* **WHAT IS REQUIRED**
Search the material and gather each line with "right" in it.

* **LISTED ENTRIES**
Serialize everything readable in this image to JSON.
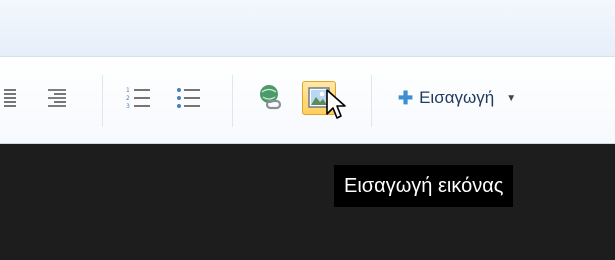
{
  "toolbar": {
    "buttons": [
      {
        "name": "align-justify",
        "icon": "align-justify-icon"
      },
      {
        "name": "align-right",
        "icon": "align-right-icon"
      },
      {
        "name": "numbered-list",
        "icon": "numbered-list-icon"
      },
      {
        "name": "bulleted-list",
        "icon": "bulleted-list-icon"
      },
      {
        "name": "insert-link",
        "icon": "globe-link-icon"
      },
      {
        "name": "insert-image",
        "icon": "image-icon",
        "state": "hover"
      }
    ],
    "insert_label": "Εισαγωγή",
    "insert_icon": "plus-icon"
  },
  "tooltip": {
    "text": "Εισαγωγή εικόνας"
  },
  "colors": {
    "hover_fill": "#ffcf5a",
    "tooltip_bg": "#000000",
    "dark_area": "#1d1d1d",
    "accent": "#3d8fd3"
  }
}
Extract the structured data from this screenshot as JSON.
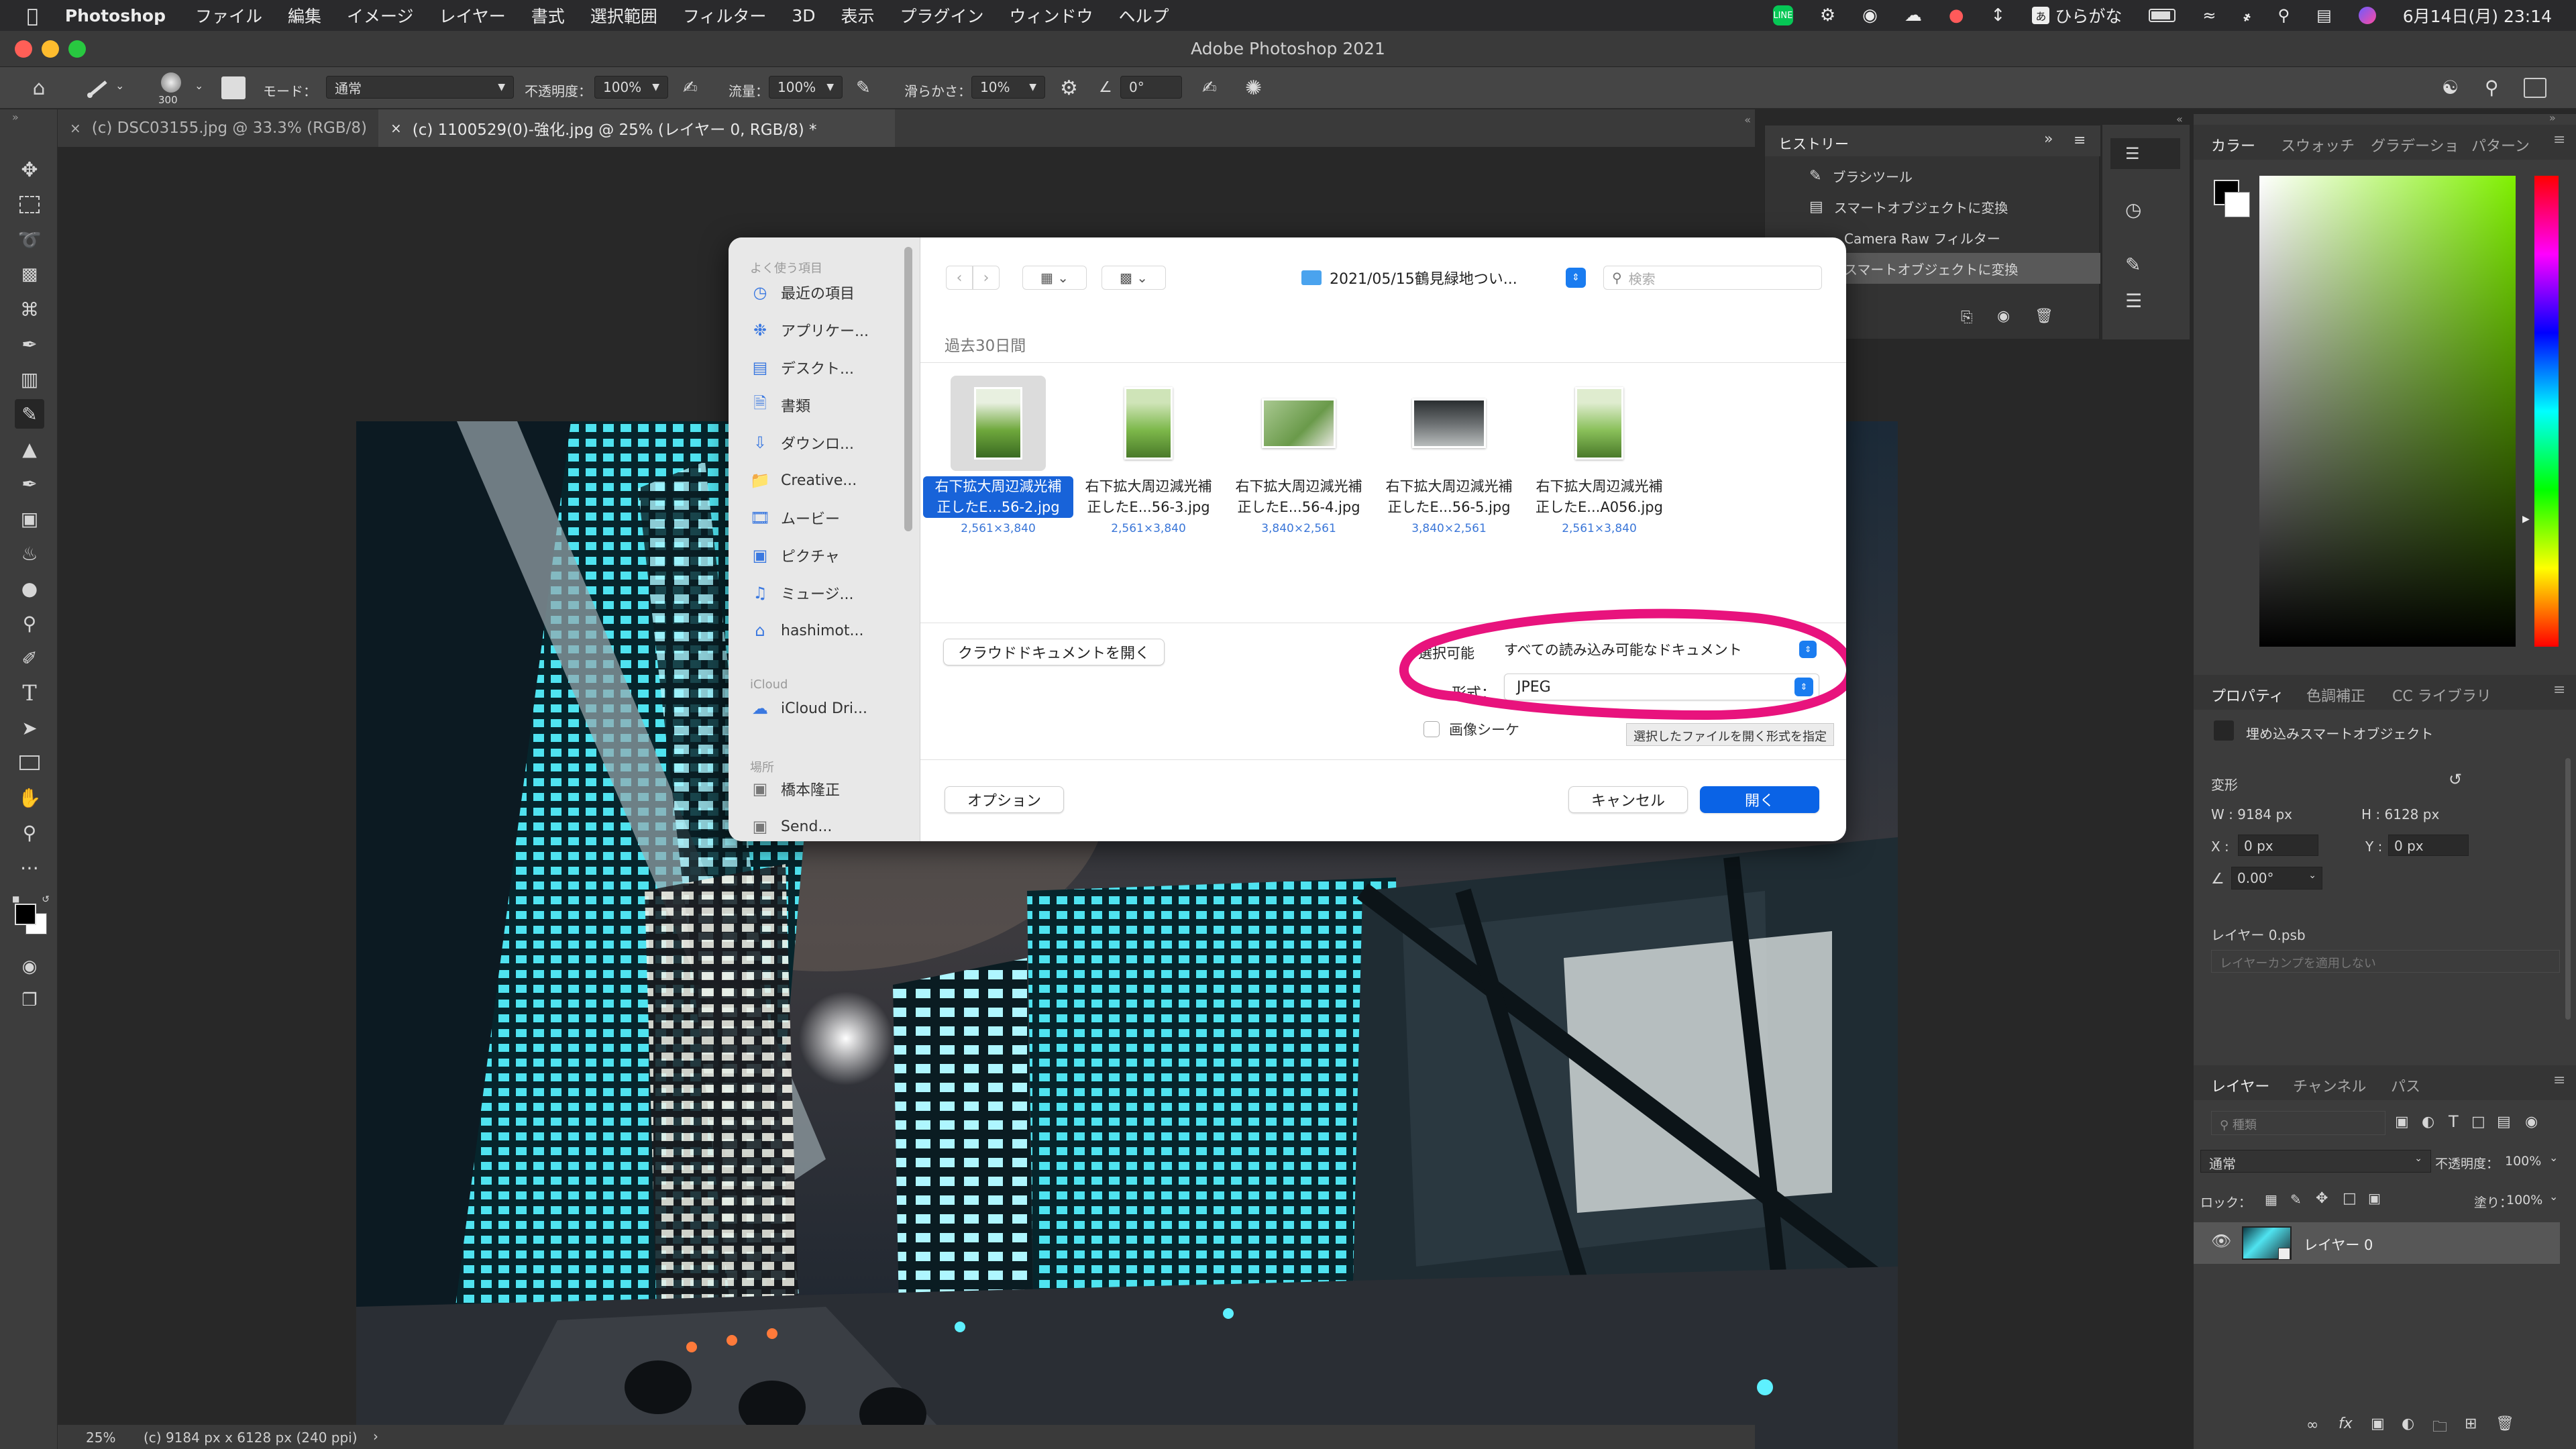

* **FULL SOLUTION**
        "name": "align-right",
        "icon": "align-right-icon"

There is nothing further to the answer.